## DIRECTIONS FOR THIS TASK
From the entries below, copy every line holding the word "true".

[Start of DATASET ENTRIES]

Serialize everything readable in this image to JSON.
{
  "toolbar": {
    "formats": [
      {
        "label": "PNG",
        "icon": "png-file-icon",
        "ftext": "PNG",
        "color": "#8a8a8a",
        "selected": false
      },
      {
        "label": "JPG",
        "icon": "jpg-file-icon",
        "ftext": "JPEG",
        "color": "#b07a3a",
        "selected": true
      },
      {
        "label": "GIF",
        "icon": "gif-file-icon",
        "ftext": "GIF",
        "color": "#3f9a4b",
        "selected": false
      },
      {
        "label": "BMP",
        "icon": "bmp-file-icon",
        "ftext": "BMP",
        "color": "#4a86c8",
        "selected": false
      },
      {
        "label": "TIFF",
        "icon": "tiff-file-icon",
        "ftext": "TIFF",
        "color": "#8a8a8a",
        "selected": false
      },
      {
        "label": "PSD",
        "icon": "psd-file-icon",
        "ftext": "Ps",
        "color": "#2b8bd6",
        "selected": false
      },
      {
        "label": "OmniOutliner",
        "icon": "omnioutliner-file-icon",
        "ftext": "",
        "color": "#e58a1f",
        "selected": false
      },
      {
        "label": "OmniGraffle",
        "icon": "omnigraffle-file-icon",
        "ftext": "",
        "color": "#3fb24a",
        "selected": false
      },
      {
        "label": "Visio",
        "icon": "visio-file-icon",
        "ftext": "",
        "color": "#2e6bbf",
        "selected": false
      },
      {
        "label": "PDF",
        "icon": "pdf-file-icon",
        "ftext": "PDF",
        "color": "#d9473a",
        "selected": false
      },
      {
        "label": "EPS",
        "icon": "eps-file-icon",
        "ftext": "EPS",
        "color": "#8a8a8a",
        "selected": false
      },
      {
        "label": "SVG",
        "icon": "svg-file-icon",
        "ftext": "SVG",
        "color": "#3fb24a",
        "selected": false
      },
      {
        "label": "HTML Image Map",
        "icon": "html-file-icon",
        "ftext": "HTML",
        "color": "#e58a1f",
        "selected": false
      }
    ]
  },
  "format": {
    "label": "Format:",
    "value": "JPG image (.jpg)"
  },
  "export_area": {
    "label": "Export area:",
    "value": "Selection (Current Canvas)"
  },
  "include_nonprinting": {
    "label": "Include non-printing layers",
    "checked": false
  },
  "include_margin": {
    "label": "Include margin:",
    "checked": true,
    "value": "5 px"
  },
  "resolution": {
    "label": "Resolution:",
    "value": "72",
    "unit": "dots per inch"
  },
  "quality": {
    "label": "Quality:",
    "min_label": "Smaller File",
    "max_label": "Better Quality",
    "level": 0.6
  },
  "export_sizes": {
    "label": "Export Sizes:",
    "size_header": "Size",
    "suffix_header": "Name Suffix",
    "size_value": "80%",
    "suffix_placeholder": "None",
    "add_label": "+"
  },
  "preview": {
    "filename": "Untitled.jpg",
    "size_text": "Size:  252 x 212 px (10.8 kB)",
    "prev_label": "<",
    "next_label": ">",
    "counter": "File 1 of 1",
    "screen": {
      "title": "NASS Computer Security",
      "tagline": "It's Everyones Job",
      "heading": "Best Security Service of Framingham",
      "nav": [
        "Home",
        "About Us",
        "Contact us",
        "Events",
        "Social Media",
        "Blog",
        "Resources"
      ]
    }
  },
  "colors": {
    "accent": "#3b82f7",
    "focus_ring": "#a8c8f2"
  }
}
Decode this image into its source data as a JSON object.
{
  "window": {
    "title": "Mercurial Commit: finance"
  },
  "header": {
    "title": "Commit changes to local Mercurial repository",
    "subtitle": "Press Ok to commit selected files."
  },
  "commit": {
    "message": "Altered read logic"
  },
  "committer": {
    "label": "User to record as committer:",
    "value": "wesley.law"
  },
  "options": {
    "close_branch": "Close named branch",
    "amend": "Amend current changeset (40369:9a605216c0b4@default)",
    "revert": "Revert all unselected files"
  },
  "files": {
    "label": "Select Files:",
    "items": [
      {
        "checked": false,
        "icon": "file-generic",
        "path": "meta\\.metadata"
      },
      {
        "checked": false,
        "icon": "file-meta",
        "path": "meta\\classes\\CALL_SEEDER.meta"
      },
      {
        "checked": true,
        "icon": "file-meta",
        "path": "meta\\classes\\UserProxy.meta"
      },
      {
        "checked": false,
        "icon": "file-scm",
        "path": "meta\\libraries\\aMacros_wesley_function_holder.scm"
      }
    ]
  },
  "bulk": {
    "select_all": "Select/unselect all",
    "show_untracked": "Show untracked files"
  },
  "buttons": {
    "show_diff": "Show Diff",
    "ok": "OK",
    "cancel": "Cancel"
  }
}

[End of DATASET ENTRIES]

## WRITTEN ANSWER
        "selected": true
    "checked": true,
        "checked": true,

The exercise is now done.